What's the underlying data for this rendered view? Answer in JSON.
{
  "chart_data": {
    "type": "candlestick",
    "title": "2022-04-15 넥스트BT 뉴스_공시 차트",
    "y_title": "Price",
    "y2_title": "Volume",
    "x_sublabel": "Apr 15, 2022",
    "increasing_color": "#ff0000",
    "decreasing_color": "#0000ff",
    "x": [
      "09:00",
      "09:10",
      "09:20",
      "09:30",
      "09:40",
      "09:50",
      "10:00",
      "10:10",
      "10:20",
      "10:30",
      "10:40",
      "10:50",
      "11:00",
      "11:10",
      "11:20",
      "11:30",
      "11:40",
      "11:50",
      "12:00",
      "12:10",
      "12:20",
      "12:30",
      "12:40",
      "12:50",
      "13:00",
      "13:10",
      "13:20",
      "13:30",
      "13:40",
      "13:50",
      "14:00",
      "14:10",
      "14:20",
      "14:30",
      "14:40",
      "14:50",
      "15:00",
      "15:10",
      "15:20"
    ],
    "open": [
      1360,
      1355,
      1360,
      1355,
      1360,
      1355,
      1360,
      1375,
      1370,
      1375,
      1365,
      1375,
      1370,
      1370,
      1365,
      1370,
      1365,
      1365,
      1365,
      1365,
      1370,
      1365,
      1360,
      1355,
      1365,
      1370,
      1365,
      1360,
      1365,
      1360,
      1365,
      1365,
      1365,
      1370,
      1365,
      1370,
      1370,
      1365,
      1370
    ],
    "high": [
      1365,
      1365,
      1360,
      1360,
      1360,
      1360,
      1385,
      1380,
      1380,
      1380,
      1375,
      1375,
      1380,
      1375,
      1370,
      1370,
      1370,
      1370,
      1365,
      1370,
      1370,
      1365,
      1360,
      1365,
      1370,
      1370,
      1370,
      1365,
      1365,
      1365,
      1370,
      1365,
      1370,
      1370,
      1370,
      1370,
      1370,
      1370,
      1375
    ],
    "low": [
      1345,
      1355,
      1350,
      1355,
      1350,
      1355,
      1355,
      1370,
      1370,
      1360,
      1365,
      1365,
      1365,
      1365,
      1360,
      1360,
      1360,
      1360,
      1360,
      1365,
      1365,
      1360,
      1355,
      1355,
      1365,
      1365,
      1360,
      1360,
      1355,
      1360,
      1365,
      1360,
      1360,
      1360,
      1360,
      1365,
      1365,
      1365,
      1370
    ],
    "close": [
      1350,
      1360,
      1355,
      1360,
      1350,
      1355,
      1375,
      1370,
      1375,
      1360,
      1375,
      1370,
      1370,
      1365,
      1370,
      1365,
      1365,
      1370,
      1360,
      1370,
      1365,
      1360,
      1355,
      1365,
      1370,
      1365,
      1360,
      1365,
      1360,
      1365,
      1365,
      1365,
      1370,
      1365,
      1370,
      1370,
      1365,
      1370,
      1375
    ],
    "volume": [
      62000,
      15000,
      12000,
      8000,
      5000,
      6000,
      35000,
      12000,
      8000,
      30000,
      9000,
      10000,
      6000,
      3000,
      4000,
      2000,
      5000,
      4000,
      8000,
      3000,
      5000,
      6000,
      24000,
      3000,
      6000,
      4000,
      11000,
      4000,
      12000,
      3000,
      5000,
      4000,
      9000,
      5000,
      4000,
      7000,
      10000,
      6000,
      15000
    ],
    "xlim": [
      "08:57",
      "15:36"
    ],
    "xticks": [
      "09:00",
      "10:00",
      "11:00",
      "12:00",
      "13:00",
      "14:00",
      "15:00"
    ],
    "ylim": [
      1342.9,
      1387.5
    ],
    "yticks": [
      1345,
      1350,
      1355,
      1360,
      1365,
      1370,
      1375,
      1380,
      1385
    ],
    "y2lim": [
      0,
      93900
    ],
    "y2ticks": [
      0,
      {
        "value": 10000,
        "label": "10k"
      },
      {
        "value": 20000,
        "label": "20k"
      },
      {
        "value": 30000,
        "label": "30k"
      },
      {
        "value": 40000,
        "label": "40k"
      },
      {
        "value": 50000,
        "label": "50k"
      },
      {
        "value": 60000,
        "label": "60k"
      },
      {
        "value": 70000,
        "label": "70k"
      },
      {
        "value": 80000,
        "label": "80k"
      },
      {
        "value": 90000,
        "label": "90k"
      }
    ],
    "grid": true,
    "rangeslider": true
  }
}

+ + + +

● WHAT THIS TASK INVOLVES: Repeat the whole listing exactly, keeping every line intact.

● REPLY:
What's the underlying data for this rendered view? Answer in JSON.
{
  "chart_data": {
    "type": "candlestick",
    "title": "2022-04-15 넥스트BT 뉴스_공시 차트",
    "y_title": "Price",
    "y2_title": "Volume",
    "x_sublabel": "Apr 15, 2022",
    "increasing_color": "#ff0000",
    "decreasing_color": "#0000ff",
    "x": [
      "09:00",
      "09:10",
      "09:20",
      "09:30",
      "09:40",
      "09:50",
      "10:00",
      "10:10",
      "10:20",
      "10:30",
      "10:40",
      "10:50",
      "11:00",
      "11:10",
      "11:20",
      "11:30",
      "11:40",
      "11:50",
      "12:00",
      "12:10",
      "12:20",
      "12:30",
      "12:40",
      "12:50",
      "13:00",
      "13:10",
      "13:20",
      "13:30",
      "13:40",
      "13:50",
      "14:00",
      "14:10",
      "14:20",
      "14:30",
      "14:40",
      "14:50",
      "15:00",
      "15:10",
      "15:20"
    ],
    "open": [
      1360,
      1355,
      1360,
      1355,
      1360,
      1355,
      1360,
      1375,
      1370,
      1375,
      1365,
      1375,
      1370,
      1370,
      1365,
      1370,
      1365,
      1365,
      1365,
      1365,
      1370,
      1365,
      1360,
      1355,
      1365,
      1370,
      1365,
      1360,
      1365,
      1360,
      1365,
      1365,
      1365,
      1370,
      1365,
      1370,
      1370,
      1365,
      1370
    ],
    "high": [
      1365,
      1365,
      1360,
      1360,
      1360,
      1360,
      1385,
      1380,
      1380,
      1380,
      1375,
      1375,
      1380,
      1375,
      1370,
      1370,
      1370,
      1370,
      1365,
      1370,
      1370,
      1365,
      1360,
      1365,
      1370,
      1370,
      1370,
      1365,
      1365,
      1365,
      1370,
      1365,
      1370,
      1370,
      1370,
      1370,
      1370,
      1370,
      1375
    ],
    "low": [
      1345,
      1355,
      1350,
      1355,
      1350,
      1355,
      1355,
      1370,
      1370,
      1360,
      1365,
      1365,
      1365,
      1365,
      1360,
      1360,
      1360,
      1360,
      1360,
      1365,
      1365,
      1360,
      1355,
      1355,
      1365,
      1365,
      1360,
      1360,
      1355,
      1360,
      1365,
      1360,
      1360,
      1360,
      1360,
      1365,
      1365,
      1365,
      1370
    ],
    "close": [
      1350,
      1360,
      1355,
      1360,
      1350,
      1355,
      1375,
      1370,
      1375,
      1360,
      1375,
      1370,
      1370,
      1365,
      1370,
      1365,
      1365,
      1370,
      1360,
      1370,
      1365,
      1360,
      1355,
      1365,
      1370,
      1365,
      1360,
      1365,
      1360,
      1365,
      1365,
      1365,
      1370,
      1365,
      1370,
      1370,
      1365,
      1370,
      1375
    ],
    "volume": [
      62000,
      15000,
      12000,
      8000,
      5000,
      6000,
      35000,
      12000,
      8000,
      30000,
      9000,
      10000,
      6000,
      3000,
      4000,
      2000,
      5000,
      4000,
      8000,
      3000,
      5000,
      6000,
      24000,
      3000,
      6000,
      4000,
      11000,
      4000,
      12000,
      3000,
      5000,
      4000,
      9000,
      5000,
      4000,
      7000,
      10000,
      6000,
      15000
    ],
    "xlim": [
      "08:57",
      "15:36"
    ],
    "xticks": [
      "09:00",
      "10:00",
      "11:00",
      "12:00",
      "13:00",
      "14:00",
      "15:00"
    ],
    "ylim": [
      1342.9,
      1387.5
    ],
    "yticks": [
      1345,
      1350,
      1355,
      1360,
      1365,
      1370,
      1375,
      1380,
      1385
    ],
    "y2lim": [
      0,
      93900
    ],
    "y2ticks": [
      0,
      {
        "value": 10000,
        "label": "10k"
      },
      {
        "value": 20000,
        "label": "20k"
      },
      {
        "value": 30000,
        "label": "30k"
      },
      {
        "value": 40000,
        "label": "40k"
      },
      {
        "value": 50000,
        "label": "50k"
      },
      {
        "value": 60000,
        "label": "60k"
      },
      {
        "value": 70000,
        "label": "70k"
      },
      {
        "value": 80000,
        "label": "80k"
      },
      {
        "value": 90000,
        "label": "90k"
      }
    ],
    "grid": true,
    "rangeslider": true
  }
}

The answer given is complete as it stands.